What this task involves:
Report how many lines of these entries hold the string "JSON"; reply with the number alone.
----------
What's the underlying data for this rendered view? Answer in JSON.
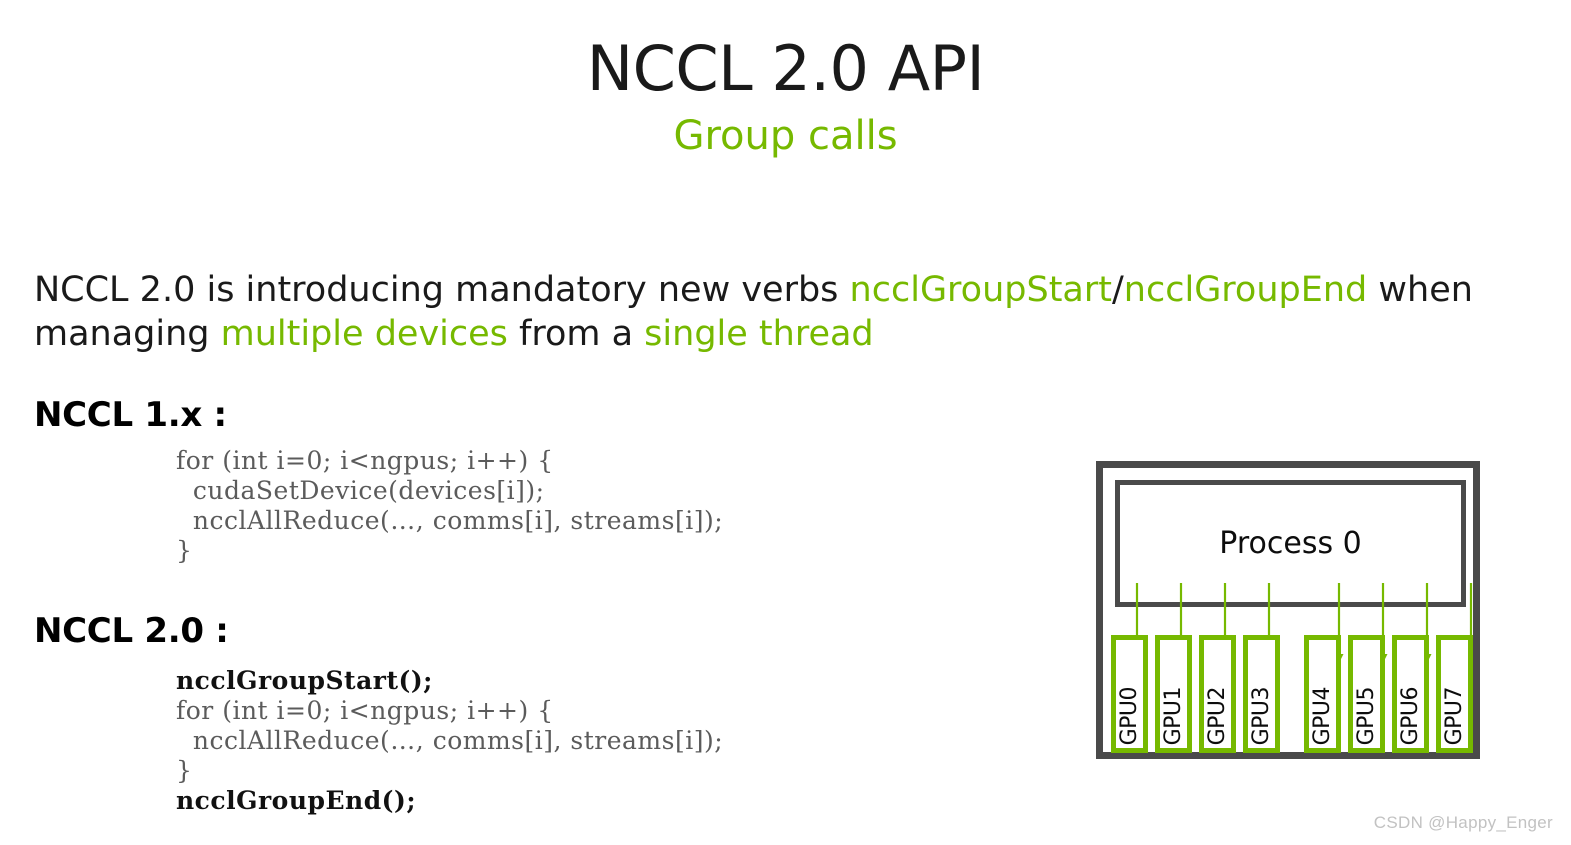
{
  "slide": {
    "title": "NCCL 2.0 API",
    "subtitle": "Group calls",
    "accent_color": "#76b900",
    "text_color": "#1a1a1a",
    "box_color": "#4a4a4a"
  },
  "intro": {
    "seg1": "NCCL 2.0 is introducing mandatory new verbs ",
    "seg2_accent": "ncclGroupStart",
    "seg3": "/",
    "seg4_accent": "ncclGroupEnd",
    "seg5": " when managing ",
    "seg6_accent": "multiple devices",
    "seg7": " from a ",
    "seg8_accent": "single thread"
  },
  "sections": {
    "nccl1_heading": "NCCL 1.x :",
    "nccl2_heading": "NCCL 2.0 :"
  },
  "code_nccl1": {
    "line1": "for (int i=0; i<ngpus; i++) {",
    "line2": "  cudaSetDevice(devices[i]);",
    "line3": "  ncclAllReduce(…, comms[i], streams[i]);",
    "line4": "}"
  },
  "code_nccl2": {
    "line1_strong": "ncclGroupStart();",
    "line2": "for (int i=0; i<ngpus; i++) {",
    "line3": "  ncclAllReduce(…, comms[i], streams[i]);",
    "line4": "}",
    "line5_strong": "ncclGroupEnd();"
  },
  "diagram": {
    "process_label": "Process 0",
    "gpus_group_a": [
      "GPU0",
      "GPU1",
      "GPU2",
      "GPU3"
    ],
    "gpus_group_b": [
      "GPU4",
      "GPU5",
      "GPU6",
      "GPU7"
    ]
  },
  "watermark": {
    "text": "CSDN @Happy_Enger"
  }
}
----------
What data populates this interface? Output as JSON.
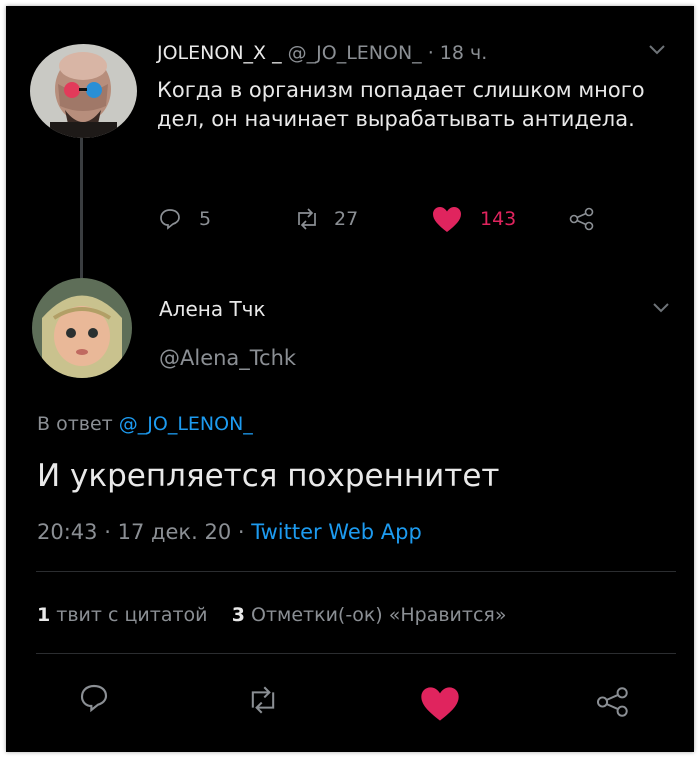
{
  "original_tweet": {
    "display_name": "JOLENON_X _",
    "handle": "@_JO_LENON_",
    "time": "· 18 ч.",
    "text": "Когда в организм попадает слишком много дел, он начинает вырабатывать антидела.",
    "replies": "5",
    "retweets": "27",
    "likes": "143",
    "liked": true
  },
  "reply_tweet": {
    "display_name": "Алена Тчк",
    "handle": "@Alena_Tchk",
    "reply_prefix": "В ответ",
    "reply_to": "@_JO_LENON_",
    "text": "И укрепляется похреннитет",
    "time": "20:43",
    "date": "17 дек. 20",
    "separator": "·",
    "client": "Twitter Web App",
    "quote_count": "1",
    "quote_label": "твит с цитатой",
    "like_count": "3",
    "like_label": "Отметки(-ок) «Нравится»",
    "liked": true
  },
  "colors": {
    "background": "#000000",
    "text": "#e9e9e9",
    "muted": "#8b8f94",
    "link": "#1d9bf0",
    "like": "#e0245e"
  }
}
----------
Task output:
2